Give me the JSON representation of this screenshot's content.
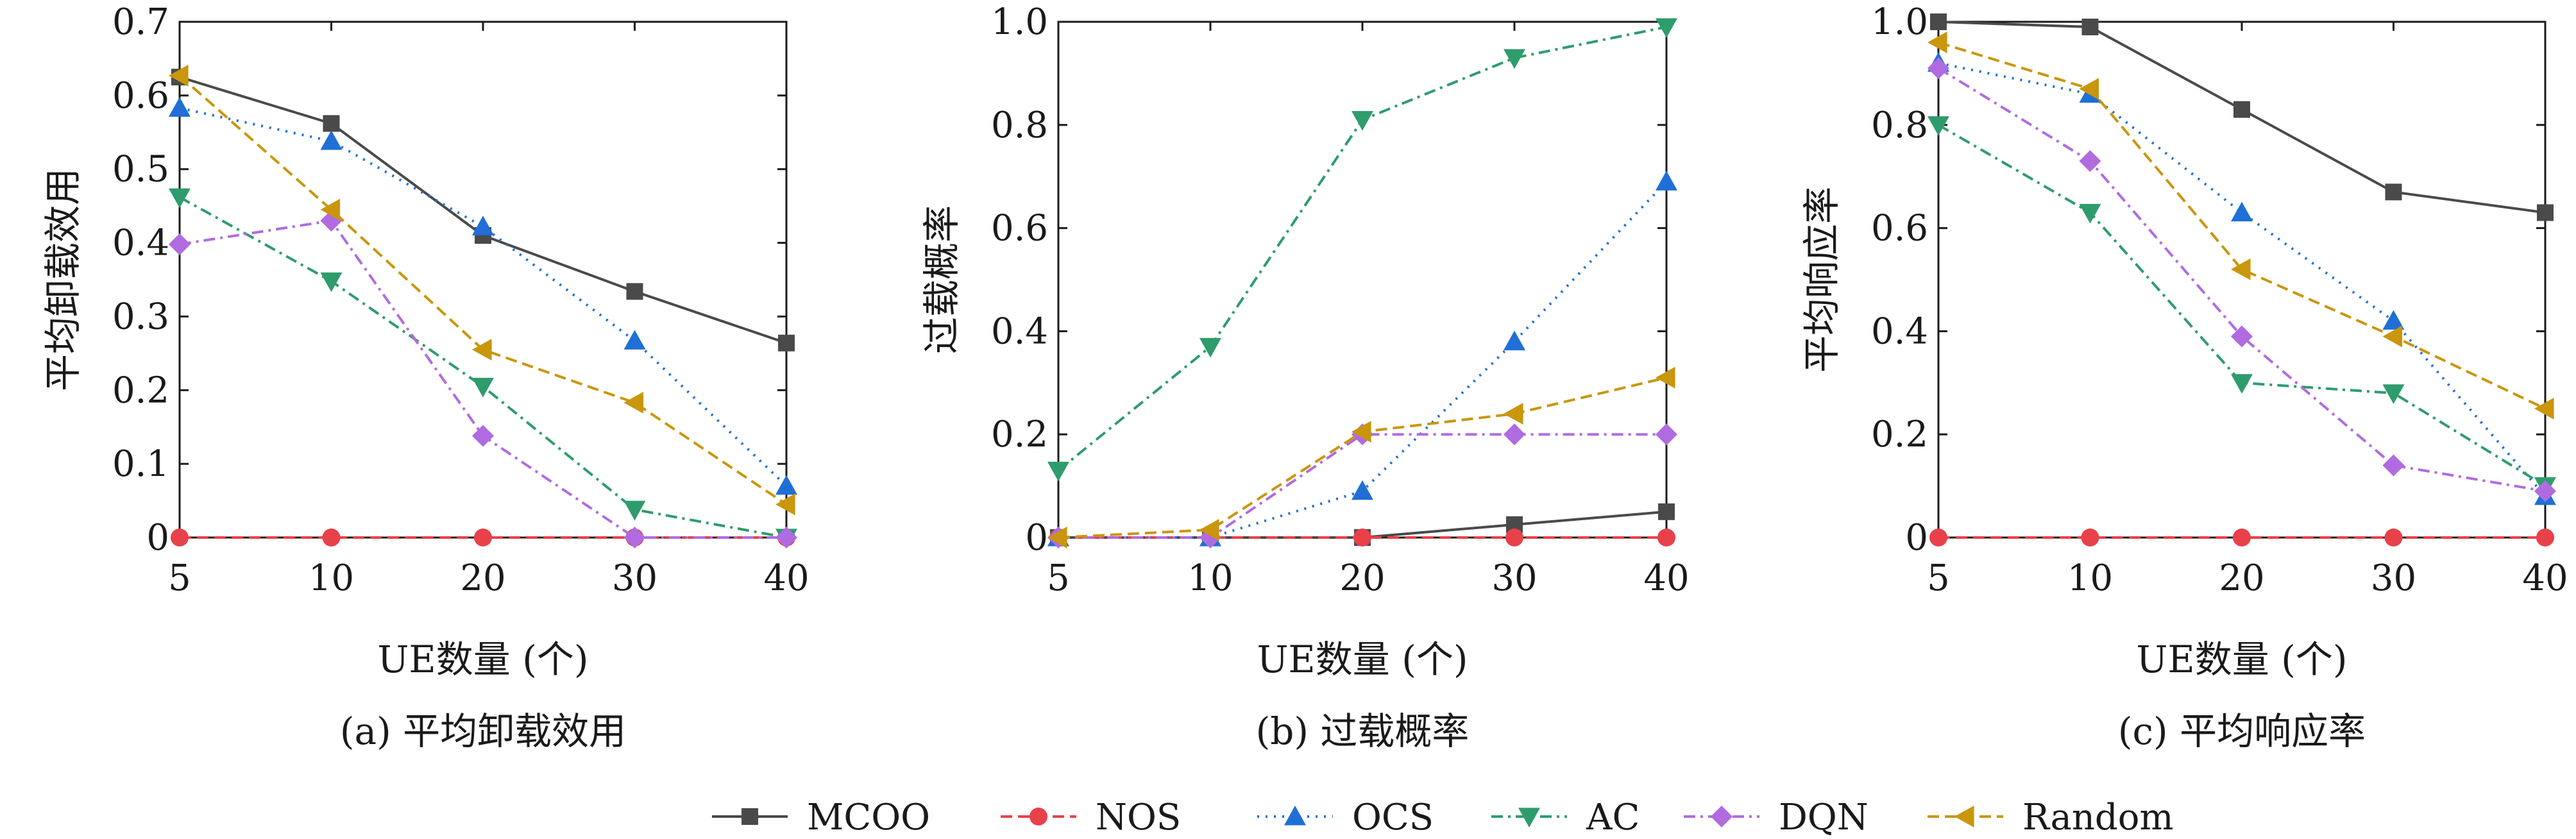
{
  "figure": {
    "legend": [
      {
        "name": "MCOO",
        "color": "#4a4a4a",
        "marker": "square",
        "dash": "solid"
      },
      {
        "name": "NOS",
        "color": "#e8414a",
        "marker": "circle",
        "dash": "dashed"
      },
      {
        "name": "OCS",
        "color": "#1f6fd6",
        "marker": "triangle-up",
        "dash": "dotted"
      },
      {
        "name": "AC",
        "color": "#2e9c6c",
        "marker": "triangle-down",
        "dash": "dashdot"
      },
      {
        "name": "DQN",
        "color": "#b06be0",
        "marker": "diamond",
        "dash": "dashdot"
      },
      {
        "name": "Random",
        "color": "#c9960c",
        "marker": "triangle-left",
        "dash": "dashed"
      }
    ],
    "legend_position": "bottom-center"
  },
  "chart_data": [
    {
      "type": "line",
      "subtitle": "(a) 平均卸载效用",
      "xlabel": "UE数量 (个)",
      "ylabel": "平均卸载效用",
      "categories": [
        "5",
        "10",
        "20",
        "30",
        "40"
      ],
      "ylim": [
        0,
        0.7
      ],
      "yticks": [
        "0",
        "0.1",
        "0.2",
        "0.3",
        "0.4",
        "0.5",
        "0.6",
        "0.7"
      ],
      "grid": false,
      "series": [
        {
          "name": "MCOO",
          "values": [
            0.625,
            0.562,
            0.41,
            0.334,
            0.264
          ]
        },
        {
          "name": "NOS",
          "values": [
            0,
            0,
            0,
            0,
            0
          ]
        },
        {
          "name": "OCS",
          "values": [
            0.583,
            0.538,
            0.422,
            0.267,
            0.07
          ]
        },
        {
          "name": "AC",
          "values": [
            0.462,
            0.348,
            0.205,
            0.038,
            0
          ]
        },
        {
          "name": "DQN",
          "values": [
            0.398,
            0.43,
            0.138,
            0,
            0
          ]
        },
        {
          "name": "Random",
          "values": [
            0.627,
            0.445,
            0.255,
            0.183,
            0.045
          ]
        }
      ]
    },
    {
      "type": "line",
      "subtitle": "(b) 过载概率",
      "xlabel": "UE数量 (个)",
      "ylabel": "过载概率",
      "categories": [
        "5",
        "10",
        "20",
        "30",
        "40"
      ],
      "ylim": [
        0,
        1
      ],
      "yticks": [
        "0",
        "0.2",
        "0.4",
        "0.6",
        "0.8",
        "1.0"
      ],
      "grid": false,
      "series": [
        {
          "name": "MCOO",
          "values": [
            0,
            0,
            0,
            0.025,
            0.05
          ]
        },
        {
          "name": "NOS",
          "values": [
            0,
            0,
            0,
            0,
            0
          ]
        },
        {
          "name": "OCS",
          "values": [
            0,
            0,
            0.09,
            0.38,
            0.69
          ]
        },
        {
          "name": "AC",
          "values": [
            0.13,
            0.37,
            0.81,
            0.93,
            0.99
          ]
        },
        {
          "name": "DQN",
          "values": [
            0,
            0,
            0.2,
            0.2,
            0.2
          ]
        },
        {
          "name": "Random",
          "values": [
            0,
            0.015,
            0.205,
            0.24,
            0.31
          ]
        }
      ]
    },
    {
      "type": "line",
      "subtitle": "(c) 平均响应率",
      "xlabel": "UE数量 (个)",
      "ylabel": "平均响应率",
      "categories": [
        "5",
        "10",
        "20",
        "30",
        "40"
      ],
      "ylim": [
        0,
        1
      ],
      "yticks": [
        "0",
        "0.2",
        "0.4",
        "0.6",
        "0.8",
        "1.0"
      ],
      "grid": false,
      "series": [
        {
          "name": "MCOO",
          "values": [
            1.0,
            0.99,
            0.83,
            0.67,
            0.63
          ]
        },
        {
          "name": "NOS",
          "values": [
            0,
            0,
            0,
            0,
            0
          ]
        },
        {
          "name": "OCS",
          "values": [
            0.92,
            0.86,
            0.63,
            0.42,
            0.08
          ]
        },
        {
          "name": "AC",
          "values": [
            0.8,
            0.63,
            0.3,
            0.28,
            0.1
          ]
        },
        {
          "name": "DQN",
          "values": [
            0.91,
            0.73,
            0.39,
            0.14,
            0.09
          ]
        },
        {
          "name": "Random",
          "values": [
            0.96,
            0.87,
            0.52,
            0.39,
            0.25
          ]
        }
      ]
    }
  ]
}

◆ ◆ ◆

CHALLENGE - All entries are to be retyped exactly. Omit any embedded images.

WRITTEN ANSWER -
Give me the JSON representation of this screenshot's content.
{
  "figure": {
    "legend": [
      {
        "name": "MCOO",
        "color": "#4a4a4a",
        "marker": "square",
        "dash": "solid"
      },
      {
        "name": "NOS",
        "color": "#e8414a",
        "marker": "circle",
        "dash": "dashed"
      },
      {
        "name": "OCS",
        "color": "#1f6fd6",
        "marker": "triangle-up",
        "dash": "dotted"
      },
      {
        "name": "AC",
        "color": "#2e9c6c",
        "marker": "triangle-down",
        "dash": "dashdot"
      },
      {
        "name": "DQN",
        "color": "#b06be0",
        "marker": "diamond",
        "dash": "dashdot"
      },
      {
        "name": "Random",
        "color": "#c9960c",
        "marker": "triangle-left",
        "dash": "dashed"
      }
    ],
    "legend_position": "bottom-center"
  },
  "chart_data": [
    {
      "type": "line",
      "subtitle": "(a) 平均卸载效用",
      "xlabel": "UE数量 (个)",
      "ylabel": "平均卸载效用",
      "categories": [
        "5",
        "10",
        "20",
        "30",
        "40"
      ],
      "ylim": [
        0,
        0.7
      ],
      "yticks": [
        "0",
        "0.1",
        "0.2",
        "0.3",
        "0.4",
        "0.5",
        "0.6",
        "0.7"
      ],
      "grid": false,
      "series": [
        {
          "name": "MCOO",
          "values": [
            0.625,
            0.562,
            0.41,
            0.334,
            0.264
          ]
        },
        {
          "name": "NOS",
          "values": [
            0,
            0,
            0,
            0,
            0
          ]
        },
        {
          "name": "OCS",
          "values": [
            0.583,
            0.538,
            0.422,
            0.267,
            0.07
          ]
        },
        {
          "name": "AC",
          "values": [
            0.462,
            0.348,
            0.205,
            0.038,
            0
          ]
        },
        {
          "name": "DQN",
          "values": [
            0.398,
            0.43,
            0.138,
            0,
            0
          ]
        },
        {
          "name": "Random",
          "values": [
            0.627,
            0.445,
            0.255,
            0.183,
            0.045
          ]
        }
      ]
    },
    {
      "type": "line",
      "subtitle": "(b) 过载概率",
      "xlabel": "UE数量 (个)",
      "ylabel": "过载概率",
      "categories": [
        "5",
        "10",
        "20",
        "30",
        "40"
      ],
      "ylim": [
        0,
        1
      ],
      "yticks": [
        "0",
        "0.2",
        "0.4",
        "0.6",
        "0.8",
        "1.0"
      ],
      "grid": false,
      "series": [
        {
          "name": "MCOO",
          "values": [
            0,
            0,
            0,
            0.025,
            0.05
          ]
        },
        {
          "name": "NOS",
          "values": [
            0,
            0,
            0,
            0,
            0
          ]
        },
        {
          "name": "OCS",
          "values": [
            0,
            0,
            0.09,
            0.38,
            0.69
          ]
        },
        {
          "name": "AC",
          "values": [
            0.13,
            0.37,
            0.81,
            0.93,
            0.99
          ]
        },
        {
          "name": "DQN",
          "values": [
            0,
            0,
            0.2,
            0.2,
            0.2
          ]
        },
        {
          "name": "Random",
          "values": [
            0,
            0.015,
            0.205,
            0.24,
            0.31
          ]
        }
      ]
    },
    {
      "type": "line",
      "subtitle": "(c) 平均响应率",
      "xlabel": "UE数量 (个)",
      "ylabel": "平均响应率",
      "categories": [
        "5",
        "10",
        "20",
        "30",
        "40"
      ],
      "ylim": [
        0,
        1
      ],
      "yticks": [
        "0",
        "0.2",
        "0.4",
        "0.6",
        "0.8",
        "1.0"
      ],
      "grid": false,
      "series": [
        {
          "name": "MCOO",
          "values": [
            1.0,
            0.99,
            0.83,
            0.67,
            0.63
          ]
        },
        {
          "name": "NOS",
          "values": [
            0,
            0,
            0,
            0,
            0
          ]
        },
        {
          "name": "OCS",
          "values": [
            0.92,
            0.86,
            0.63,
            0.42,
            0.08
          ]
        },
        {
          "name": "AC",
          "values": [
            0.8,
            0.63,
            0.3,
            0.28,
            0.1
          ]
        },
        {
          "name": "DQN",
          "values": [
            0.91,
            0.73,
            0.39,
            0.14,
            0.09
          ]
        },
        {
          "name": "Random",
          "values": [
            0.96,
            0.87,
            0.52,
            0.39,
            0.25
          ]
        }
      ]
    }
  ]
}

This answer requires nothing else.